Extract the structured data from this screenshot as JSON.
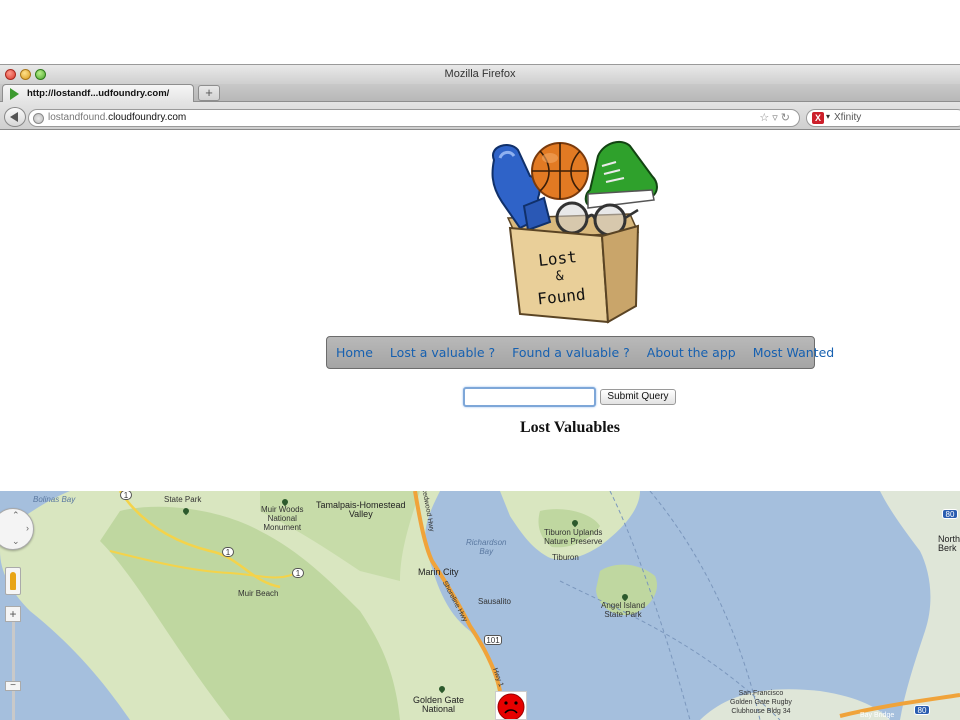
{
  "browser": {
    "window_title": "Mozilla Firefox",
    "tab_label": "http://lostandf...udfoundry.com/",
    "new_tab_label": "+",
    "url_prefix": "lostandfound.",
    "url_domain": "cloudfoundry.com",
    "search_engine_label": "X",
    "search_placeholder": "Xfinity"
  },
  "logo": {
    "line1": "Lost",
    "line2": "&",
    "line3": "Found"
  },
  "nav": {
    "items": [
      "Home",
      "Lost a valuable ?",
      "Found a valuable ?",
      "About the app",
      "Most Wanted"
    ]
  },
  "search": {
    "value": "",
    "submit_label": "Submit Query"
  },
  "heading": "Lost Valuables",
  "map": {
    "labels": {
      "bolinas_bay": "Bolinas Bay",
      "state_park": "State Park",
      "muir_woods": "Muir Woods\nNational\nMonument",
      "tamalpais": "Tamalpais-Homestead\nValley",
      "redwood_hwy": "Redwood Hwy",
      "richardson_bay": "Richardson\nBay",
      "tiburon_uplands": "Tiburon Uplands\nNature Preserve",
      "tiburon": "Tiburon",
      "marin_city": "Marin City",
      "sausalito": "Sausalito",
      "shoreline_hwy": "Shoreline Hwy",
      "muir_beach": "Muir Beach",
      "angel_island": "Angel Island\nState Park",
      "golden_gate": "Golden Gate\nNational",
      "sf_rugby": "San Francisco\nGolden Gate Rugby\nClubhouse Bldg 34",
      "bay_bridge": "Bay Bridge",
      "north_berk": "North\nBerk",
      "hwy1_a": "1",
      "hwy1_b": "1",
      "hwy1_c": "1",
      "hwy101": "101",
      "hwy80": "80",
      "hwy80b": "80",
      "hwy1_d": "Hwy 1"
    }
  }
}
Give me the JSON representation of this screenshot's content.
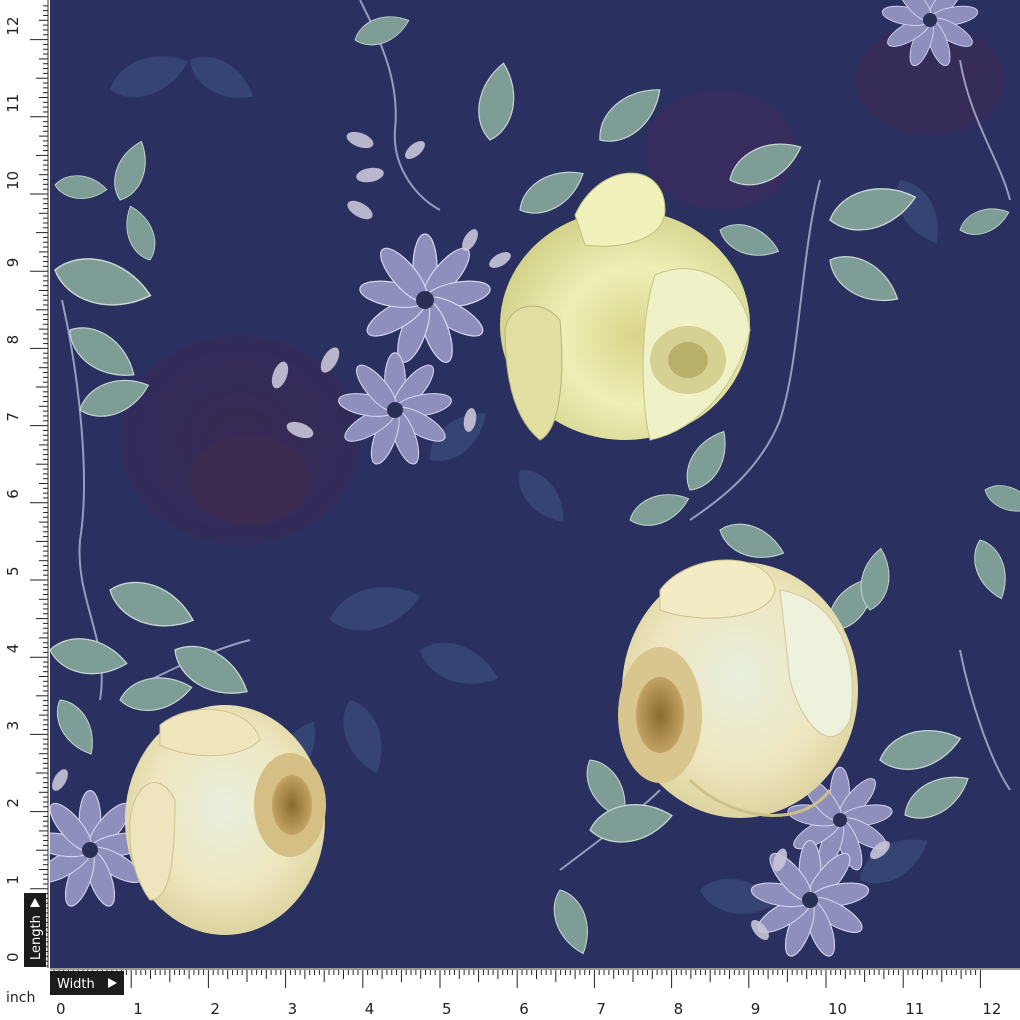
{
  "ruler": {
    "unit_label": "inch",
    "width_label": "Width",
    "length_label": "Length",
    "width_numbers": [
      "0",
      "1",
      "2",
      "3",
      "4",
      "5",
      "6",
      "7",
      "8",
      "9",
      "10",
      "11",
      "12"
    ],
    "length_numbers": [
      "0",
      "1",
      "2",
      "3",
      "4",
      "5",
      "6",
      "7",
      "8",
      "9",
      "10",
      "11",
      "12"
    ]
  },
  "colors": {
    "background_navy": "#2a3160",
    "leaf_teal": "#7f9d97",
    "rose_cream": "#efe9c6",
    "rose_yellow": "#e6e5a0",
    "rose_core": "#b08a45",
    "daisy_lavender": "#8f8fbd",
    "shadow_rose": "#3e2f5d",
    "ruler_tag": "#1c1c1c"
  },
  "icons": [
    "arrow-right-icon",
    "arrow-up-icon"
  ]
}
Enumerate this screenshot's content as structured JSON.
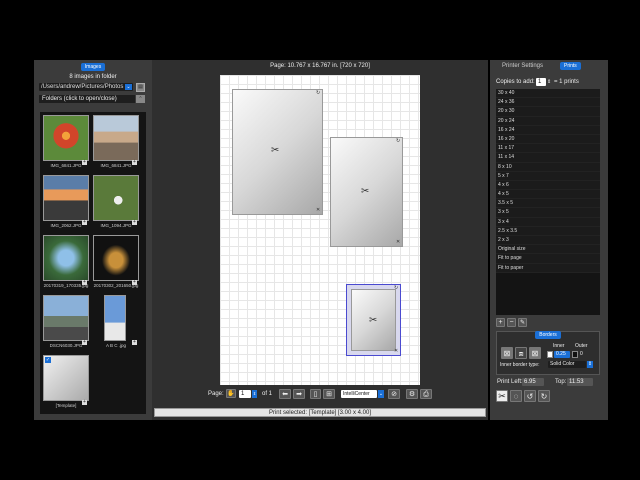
{
  "left": {
    "tab": "Images",
    "count_text": "8 images in folder",
    "path": "/Users/andrew/Pictures/Photos",
    "folders_label": "Folders (click to open/close)",
    "thumbnails": [
      {
        "caption": "IMG_6841.JPG"
      },
      {
        "caption": "IMG_6841.JPG"
      },
      {
        "caption": "IMG_2062.JPG"
      },
      {
        "caption": "IMG_1094.JPG"
      },
      {
        "caption": "20170319_170335.jpg"
      },
      {
        "caption": "20170302_201650.jpg"
      },
      {
        "caption": "DSCN6030.JPG"
      },
      {
        "caption": "A B C .jpg"
      },
      {
        "caption": "[Template]"
      }
    ]
  },
  "center": {
    "page_info": "Page: 10.767 x 16.767 in. [720 x 720]",
    "page_label": "Page:",
    "page_value": "1",
    "page_of": "of 1",
    "layout_mode": "IntelliCenter",
    "status": "Print selected: [Template] [3.00 x 4.00]"
  },
  "right": {
    "tab_settings": "Printer Settings",
    "tab_prints": "Prints",
    "copies_label": "Copies to add:",
    "copies_value": "1",
    "copies_suffix": "= 1 prints",
    "sizes": [
      "30 x 40",
      "24 x 36",
      "20 x 30",
      "20 x 24",
      "16 x 24",
      "16 x 20",
      "11 x 17",
      "11 x 14",
      "8 x 10",
      "5 x 7",
      "4 x 6",
      "4 x 5",
      "3.5 x 5",
      "3 x 5",
      "3 x 4",
      "2.5 x 3.5",
      "2 x 3",
      "Original size",
      "Fit to page",
      "Fit to paper"
    ],
    "borders_tab": "Borders",
    "inner_label": "Inner",
    "outer_label": "Outer",
    "inner_value": "0.25",
    "outer_value": "0",
    "inner_type_label": "Inner border type:",
    "inner_type_value": "Solid Color",
    "print_left_label": "Print Left:",
    "print_left_value": "6.95",
    "top_label": "Top:",
    "top_value": "11.53"
  },
  "colors": {
    "accent": "#1a6fd6",
    "selection": "#4a4ad0"
  }
}
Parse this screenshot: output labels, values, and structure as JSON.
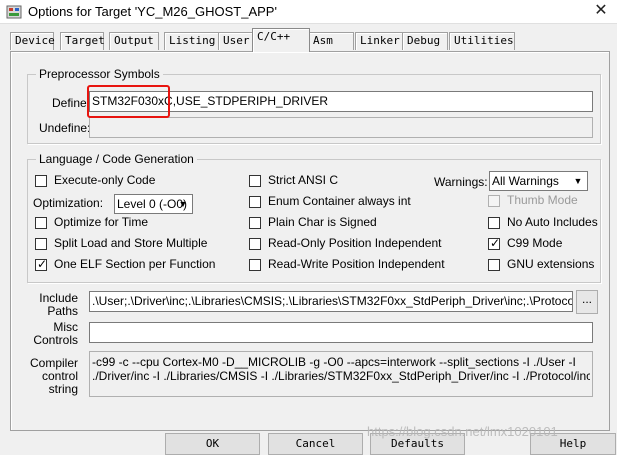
{
  "window": {
    "title": "Options for Target 'YC_M26_GHOST_APP'",
    "close_glyph": "✕"
  },
  "tabs": [
    "Device",
    "Target",
    "Output",
    "Listing",
    "User",
    "C/C++",
    "Asm",
    "Linker",
    "Debug",
    "Utilities"
  ],
  "active_tab": "C/C++",
  "preprocessor": {
    "legend": "Preprocessor Symbols",
    "define_label": "Define:",
    "define_value": "STM32F030xC,USE_STDPERIPH_DRIVER",
    "undefine_label": "Undefine:",
    "undefine_value": ""
  },
  "language": {
    "legend": "Language / Code Generation",
    "execute_only": {
      "label": "Execute-only Code",
      "checked": false
    },
    "optimization_label": "Optimization:",
    "optimization_value": "Level 0 (-O0)",
    "optimize_time": {
      "label": "Optimize for Time",
      "checked": false
    },
    "split_load": {
      "label": "Split Load and Store Multiple",
      "checked": false
    },
    "one_elf": {
      "label": "One ELF Section per Function",
      "checked": true
    },
    "strict_ansi": {
      "label": "Strict ANSI C",
      "checked": false
    },
    "enum_container": {
      "label": "Enum Container always int",
      "checked": false
    },
    "plain_char": {
      "label": "Plain Char is Signed",
      "checked": false
    },
    "ro_pos": {
      "label": "Read-Only Position Independent",
      "checked": false
    },
    "rw_pos": {
      "label": "Read-Write Position Independent",
      "checked": false
    },
    "warnings_label": "Warnings:",
    "warnings_value": "All Warnings",
    "thumb_mode": {
      "label": "Thumb Mode",
      "checked": false,
      "disabled": true
    },
    "no_auto_includes": {
      "label": "No Auto Includes",
      "checked": false
    },
    "c99_mode": {
      "label": "C99 Mode",
      "checked": true
    },
    "gnu_ext": {
      "label": "GNU extensions",
      "checked": false
    }
  },
  "include": {
    "label_line1": "Include",
    "label_line2": "Paths",
    "value": ".\\User;.\\Driver\\inc;.\\Libraries\\CMSIS;.\\Libraries\\STM32F0xx_StdPeriph_Driver\\inc;.\\Protocol\\inc;.\\L",
    "browse_label": "..."
  },
  "misc": {
    "label_line1": "Misc",
    "label_line2": "Controls",
    "value": ""
  },
  "compiler": {
    "label_line1": "Compiler",
    "label_line2": "control",
    "label_line3": "string",
    "line1": "-c99 -c --cpu Cortex-M0 -D__MICROLIB -g -O0 --apcs=interwork --split_sections -I ./User -I",
    "line2": "./Driver/inc -I ./Libraries/CMSIS -I ./Libraries/STM32F0xx_StdPeriph_Driver/inc -I ./Protocol/inc -I"
  },
  "buttons": {
    "ok": "OK",
    "cancel": "Cancel",
    "defaults": "Defaults",
    "help": "Help"
  },
  "watermark": "https://blog.csdn.net/lmx1020101",
  "colors": {
    "highlight": "#e8140f",
    "background": "#f0f0f0"
  }
}
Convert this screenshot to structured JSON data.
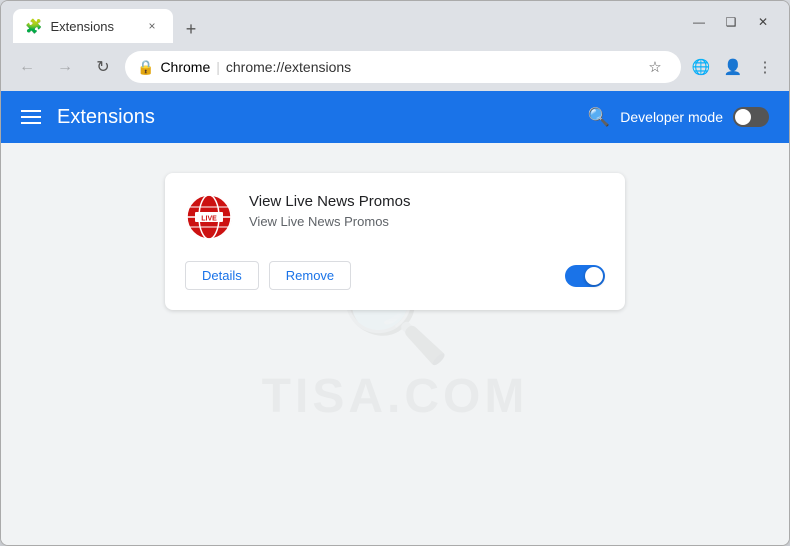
{
  "window": {
    "title": "Extensions",
    "tab_close": "×",
    "new_tab": "+",
    "minimize": "—",
    "maximize": "❑",
    "close": "✕"
  },
  "addressbar": {
    "back": "←",
    "forward": "→",
    "reload": "↻",
    "secure_icon": "🔒",
    "site_name": "Chrome",
    "divider": "|",
    "url": "chrome://extensions",
    "bookmark_icon": "☆",
    "translate_icon": "⊕",
    "account_icon": "👤",
    "menu_icon": "⋮"
  },
  "header": {
    "title": "Extensions",
    "developer_mode_label": "Developer mode",
    "developer_mode_on": false
  },
  "extension": {
    "name": "View Live News Promos",
    "description": "View Live News Promos",
    "details_label": "Details",
    "remove_label": "Remove",
    "enabled": true
  },
  "watermark": {
    "text": "TISA.COM"
  }
}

• Given task
Give the number of lines containing the word "screenshot". No other answer is needed.

• Reply to the task
5